DATA PROVIDED -
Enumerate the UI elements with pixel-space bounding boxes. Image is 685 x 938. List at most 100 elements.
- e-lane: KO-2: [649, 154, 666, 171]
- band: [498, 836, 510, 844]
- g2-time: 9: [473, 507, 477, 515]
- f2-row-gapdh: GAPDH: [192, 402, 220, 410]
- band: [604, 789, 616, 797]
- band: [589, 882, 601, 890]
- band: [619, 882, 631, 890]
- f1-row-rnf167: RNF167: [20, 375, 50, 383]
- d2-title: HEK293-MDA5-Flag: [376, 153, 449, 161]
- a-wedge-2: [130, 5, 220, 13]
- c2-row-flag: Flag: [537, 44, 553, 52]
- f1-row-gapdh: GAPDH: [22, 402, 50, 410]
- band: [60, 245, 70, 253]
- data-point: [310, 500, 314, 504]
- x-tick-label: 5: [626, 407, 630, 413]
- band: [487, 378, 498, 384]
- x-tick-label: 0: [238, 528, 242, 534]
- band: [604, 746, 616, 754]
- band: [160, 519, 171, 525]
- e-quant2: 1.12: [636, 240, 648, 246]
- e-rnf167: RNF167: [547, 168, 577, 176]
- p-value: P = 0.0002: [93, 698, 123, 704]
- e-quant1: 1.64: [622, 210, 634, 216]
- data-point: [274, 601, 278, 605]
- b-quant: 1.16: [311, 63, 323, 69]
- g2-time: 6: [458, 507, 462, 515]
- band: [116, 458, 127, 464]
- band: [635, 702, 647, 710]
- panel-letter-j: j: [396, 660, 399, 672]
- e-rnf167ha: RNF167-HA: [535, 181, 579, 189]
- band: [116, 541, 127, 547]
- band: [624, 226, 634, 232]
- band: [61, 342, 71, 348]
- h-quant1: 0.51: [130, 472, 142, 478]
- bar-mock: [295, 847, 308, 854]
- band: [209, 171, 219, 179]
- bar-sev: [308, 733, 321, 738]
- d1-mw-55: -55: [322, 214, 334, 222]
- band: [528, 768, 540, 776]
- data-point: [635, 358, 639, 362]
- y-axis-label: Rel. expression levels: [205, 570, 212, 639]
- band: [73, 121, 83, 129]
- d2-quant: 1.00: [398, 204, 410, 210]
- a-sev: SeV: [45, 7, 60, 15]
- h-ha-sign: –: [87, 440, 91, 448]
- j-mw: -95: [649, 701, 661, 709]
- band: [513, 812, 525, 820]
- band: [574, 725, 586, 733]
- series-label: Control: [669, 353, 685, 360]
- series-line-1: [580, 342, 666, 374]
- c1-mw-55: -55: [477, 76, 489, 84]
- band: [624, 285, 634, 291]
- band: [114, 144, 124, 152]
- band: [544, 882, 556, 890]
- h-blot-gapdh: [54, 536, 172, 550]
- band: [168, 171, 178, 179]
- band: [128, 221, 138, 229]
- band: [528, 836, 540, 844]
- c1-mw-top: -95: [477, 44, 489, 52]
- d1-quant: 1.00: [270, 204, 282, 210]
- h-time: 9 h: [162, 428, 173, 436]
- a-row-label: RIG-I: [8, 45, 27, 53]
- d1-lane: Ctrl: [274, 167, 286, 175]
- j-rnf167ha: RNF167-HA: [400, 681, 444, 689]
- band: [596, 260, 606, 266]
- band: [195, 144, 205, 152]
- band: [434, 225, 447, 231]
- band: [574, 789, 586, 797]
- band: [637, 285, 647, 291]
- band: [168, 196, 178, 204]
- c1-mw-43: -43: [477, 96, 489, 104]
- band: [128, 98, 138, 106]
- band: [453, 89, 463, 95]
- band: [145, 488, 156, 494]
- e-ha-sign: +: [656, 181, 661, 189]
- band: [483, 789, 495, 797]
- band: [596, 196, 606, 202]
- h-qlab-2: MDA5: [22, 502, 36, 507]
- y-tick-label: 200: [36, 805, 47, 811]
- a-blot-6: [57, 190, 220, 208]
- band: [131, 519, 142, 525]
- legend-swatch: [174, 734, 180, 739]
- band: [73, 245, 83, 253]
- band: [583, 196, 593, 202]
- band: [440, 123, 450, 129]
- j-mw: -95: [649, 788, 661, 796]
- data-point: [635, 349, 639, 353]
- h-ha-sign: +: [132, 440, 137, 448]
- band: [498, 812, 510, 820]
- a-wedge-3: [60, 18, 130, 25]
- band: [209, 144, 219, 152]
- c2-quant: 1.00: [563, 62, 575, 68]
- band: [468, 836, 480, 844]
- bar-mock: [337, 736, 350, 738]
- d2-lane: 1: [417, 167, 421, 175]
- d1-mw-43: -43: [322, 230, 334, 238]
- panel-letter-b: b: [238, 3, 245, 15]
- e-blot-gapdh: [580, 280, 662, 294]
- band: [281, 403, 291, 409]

WHAT YOU SHOULD DO -
Reproduce all the rows above word for word, with no changes.

COMPLETE OUTPUT -
Enumerate the UI elements with pixel-space bounding boxes. Image is 685 x 938. List at most 100 elements.
- e-lane: KO-2: [649, 154, 666, 171]
- band: [498, 836, 510, 844]
- g2-time: 9: [473, 507, 477, 515]
- f2-row-gapdh: GAPDH: [192, 402, 220, 410]
- band: [604, 789, 616, 797]
- band: [589, 882, 601, 890]
- band: [619, 882, 631, 890]
- f1-row-rnf167: RNF167: [20, 375, 50, 383]
- d2-title: HEK293-MDA5-Flag: [376, 153, 449, 161]
- a-wedge-2: [130, 5, 220, 13]
- c2-row-flag: Flag: [537, 44, 553, 52]
- f1-row-gapdh: GAPDH: [22, 402, 50, 410]
- band: [60, 245, 70, 253]
- data-point: [310, 500, 314, 504]
- x-tick-label: 5: [626, 407, 630, 413]
- band: [487, 378, 498, 384]
- x-tick-label: 0: [238, 528, 242, 534]
- band: [604, 746, 616, 754]
- band: [160, 519, 171, 525]
- e-quant2: 1.12: [636, 240, 648, 246]
- e-rnf167: RNF167: [547, 168, 577, 176]
- p-value: P = 0.0002: [93, 698, 123, 704]
- e-quant1: 1.64: [622, 210, 634, 216]
- data-point: [274, 601, 278, 605]
- b-quant: 1.16: [311, 63, 323, 69]
- g2-time: 6: [458, 507, 462, 515]
- band: [116, 458, 127, 464]
- band: [635, 702, 647, 710]
- panel-letter-j: j: [396, 660, 399, 672]
- e-rnf167ha: RNF167-HA: [535, 181, 579, 189]
- band: [116, 541, 127, 547]
- band: [624, 226, 634, 232]
- band: [61, 342, 71, 348]
- h-quant1: 0.51: [130, 472, 142, 478]
- bar-mock: [295, 847, 308, 854]
- band: [209, 171, 219, 179]
- bar-sev: [308, 733, 321, 738]
- d1-mw-55: -55: [322, 214, 334, 222]
- band: [528, 768, 540, 776]
- data-point: [635, 358, 639, 362]
- y-axis-label: Rel. expression levels: [205, 570, 212, 639]
- band: [73, 121, 83, 129]
- d2-quant: 1.00: [398, 204, 410, 210]
- a-sev: SeV: [45, 7, 60, 15]
- h-ha-sign: –: [87, 440, 91, 448]
- j-mw: -95: [649, 701, 661, 709]
- band: [513, 812, 525, 820]
- band: [574, 725, 586, 733]
- series-label: Control: [669, 353, 685, 360]
- series-line-1: [580, 342, 666, 374]
- c1-mw-55: -55: [477, 76, 489, 84]
- band: [624, 285, 634, 291]
- band: [114, 144, 124, 152]
- band: [544, 882, 556, 890]
- h-blot-gapdh: [54, 536, 172, 550]
- band: [168, 171, 178, 179]
- band: [128, 221, 138, 229]
- band: [528, 836, 540, 844]
- c1-mw-top: -95: [477, 44, 489, 52]
- d1-quant: 1.00: [270, 204, 282, 210]
- h-time: 9 h: [162, 428, 173, 436]
- a-row-label: RIG-I: [8, 45, 27, 53]
- d1-lane: Ctrl: [274, 167, 286, 175]
- j-rnf167ha: RNF167-HA: [400, 681, 444, 689]
- band: [596, 260, 606, 266]
- band: [195, 144, 205, 152]
- band: [434, 225, 447, 231]
- band: [574, 789, 586, 797]
- band: [637, 285, 647, 291]
- band: [168, 196, 178, 204]
- c1-mw-43: -43: [477, 96, 489, 104]
- band: [128, 98, 138, 106]
- band: [453, 89, 463, 95]
- band: [145, 488, 156, 494]
- e-ha-sign: +: [656, 181, 661, 189]
- band: [483, 789, 495, 797]
- band: [596, 196, 606, 202]
- h-qlab-2: MDA5: [22, 502, 36, 507]
- y-tick-label: 200: [36, 805, 47, 811]
- a-blot-6: [57, 190, 220, 208]
- band: [131, 519, 142, 525]
- legend-swatch: [174, 734, 180, 739]
- band: [73, 245, 83, 253]
- band: [583, 196, 593, 202]
- band: [440, 123, 450, 129]
- j-mw: -95: [649, 788, 661, 796]
- data-point: [635, 349, 639, 353]
- h-ha-sign: +: [132, 440, 137, 448]
- band: [498, 812, 510, 820]
- a-wedge-3: [60, 18, 130, 25]
- band: [209, 144, 219, 152]
- c2-quant: 1.00: [563, 62, 575, 68]
- band: [468, 836, 480, 844]
- bar-mock: [337, 736, 350, 738]
- d2-lane: 1: [417, 167, 421, 175]
- d1-mw-43: -43: [322, 230, 334, 238]
- panel-letter-b: b: [238, 3, 245, 15]
- e-blot-gapdh: [580, 280, 662, 294]
- band: [281, 403, 291, 409]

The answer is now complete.